> **DIRECTIONS FOR THIS TASK**: Find all lines in the records that include the word "name", and copy them out.

> **LISTED RECORDS**:

· · · · · · ·

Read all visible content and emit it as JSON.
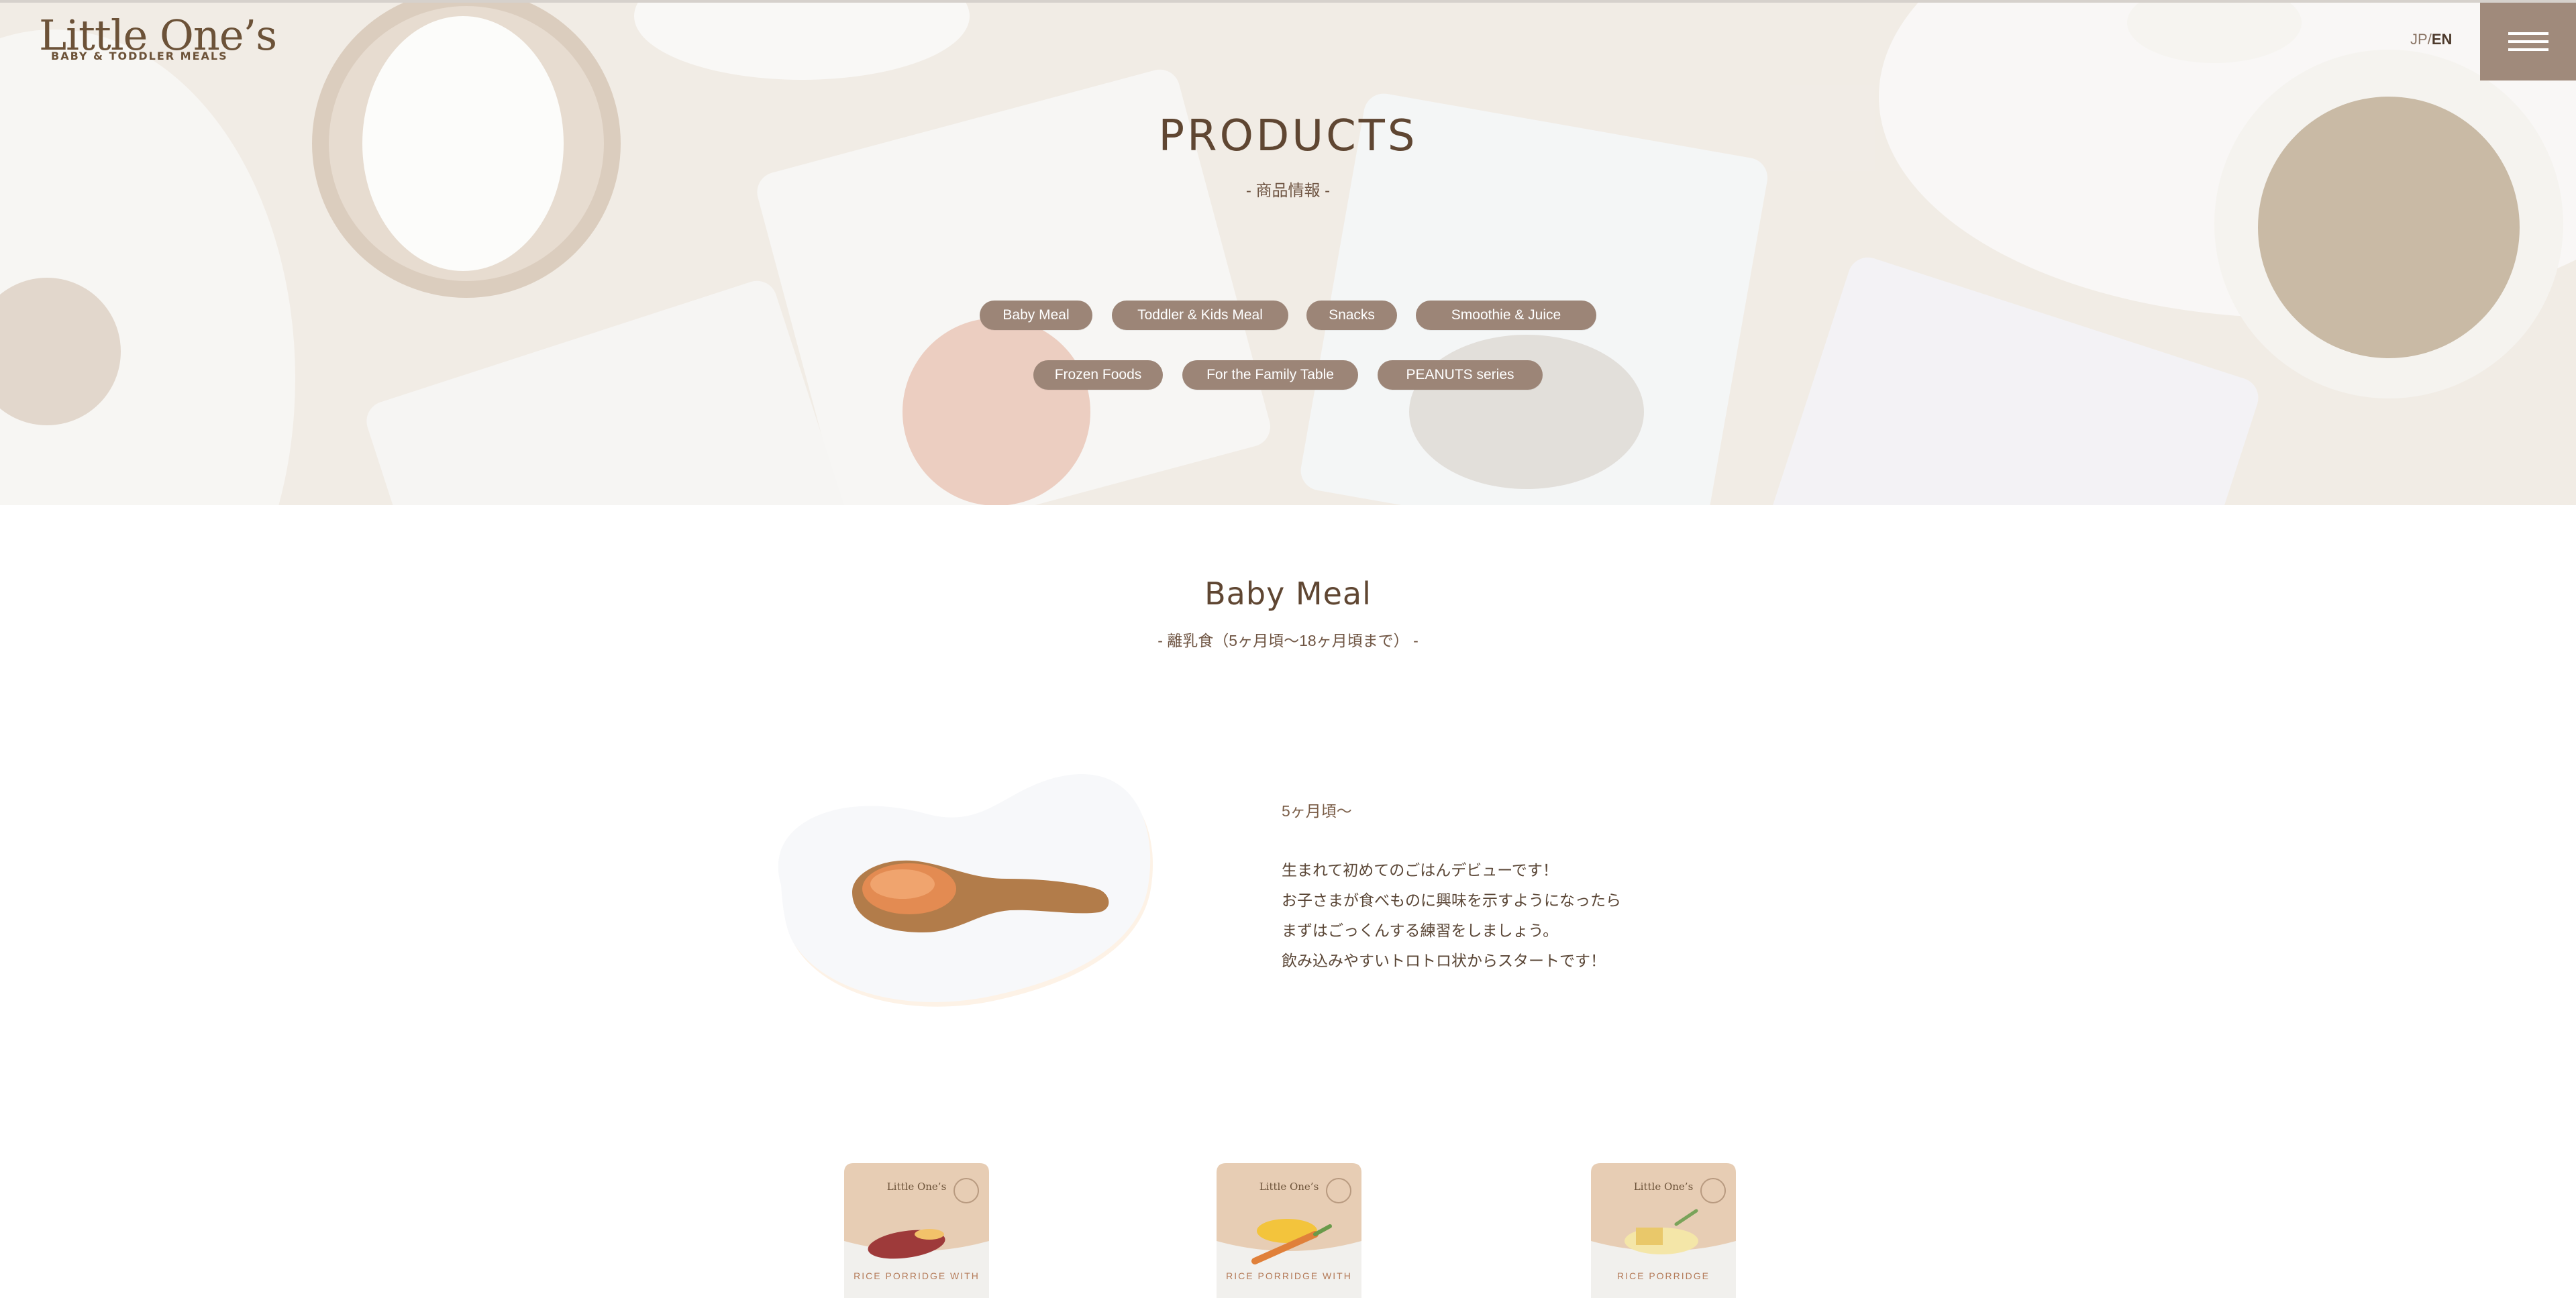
{
  "brand": {
    "name": "Little One’s",
    "tagline": "BABY & TODDLER MEALS"
  },
  "header": {
    "lang_jp": "JP",
    "lang_sep": "/",
    "lang_en": "EN",
    "menu_icon": "hamburger-icon"
  },
  "hero": {
    "title": "PRODUCTS",
    "subtitle": "- 商品情報 -",
    "categories": [
      "Baby Meal",
      "Toddler & Kids Meal",
      "Snacks",
      "Smoothie & Juice",
      "Frozen Foods",
      "For the Family Table",
      "PEANUTS series"
    ]
  },
  "section": {
    "title": "Baby Meal",
    "subtitle": "- 離乳食（5ヶ月頃〜18ヶ月頃まで） -",
    "age": "5ヶ月頃〜",
    "description": [
      "生まれて初めてのごはんデビューです！",
      "お子さまが食べものに興味を示すようになったら",
      "まずはごっくんする練習をしましょう。",
      "飲み込みやすいトロトロ状からスタートです！"
    ]
  },
  "products": [
    {
      "brand": "Little One’s",
      "name": "RICE PORRIDGE WITH"
    },
    {
      "brand": "Little One’s",
      "name": "RICE PORRIDGE WITH"
    },
    {
      "brand": "Little One’s",
      "name": "RICE PORRIDGE"
    }
  ],
  "colors": {
    "pill_bg": "#9c8577",
    "menu_bg": "#a08a7b",
    "heading": "#5f4632"
  }
}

· · · · · · ·

> **EXERCISE SOLUTION**:
    "name": "Little One’s",
      "name": "RICE PORRIDGE WITH"
      "name": "RICE PORRIDGE WITH"
      "name": "RICE PORRIDGE"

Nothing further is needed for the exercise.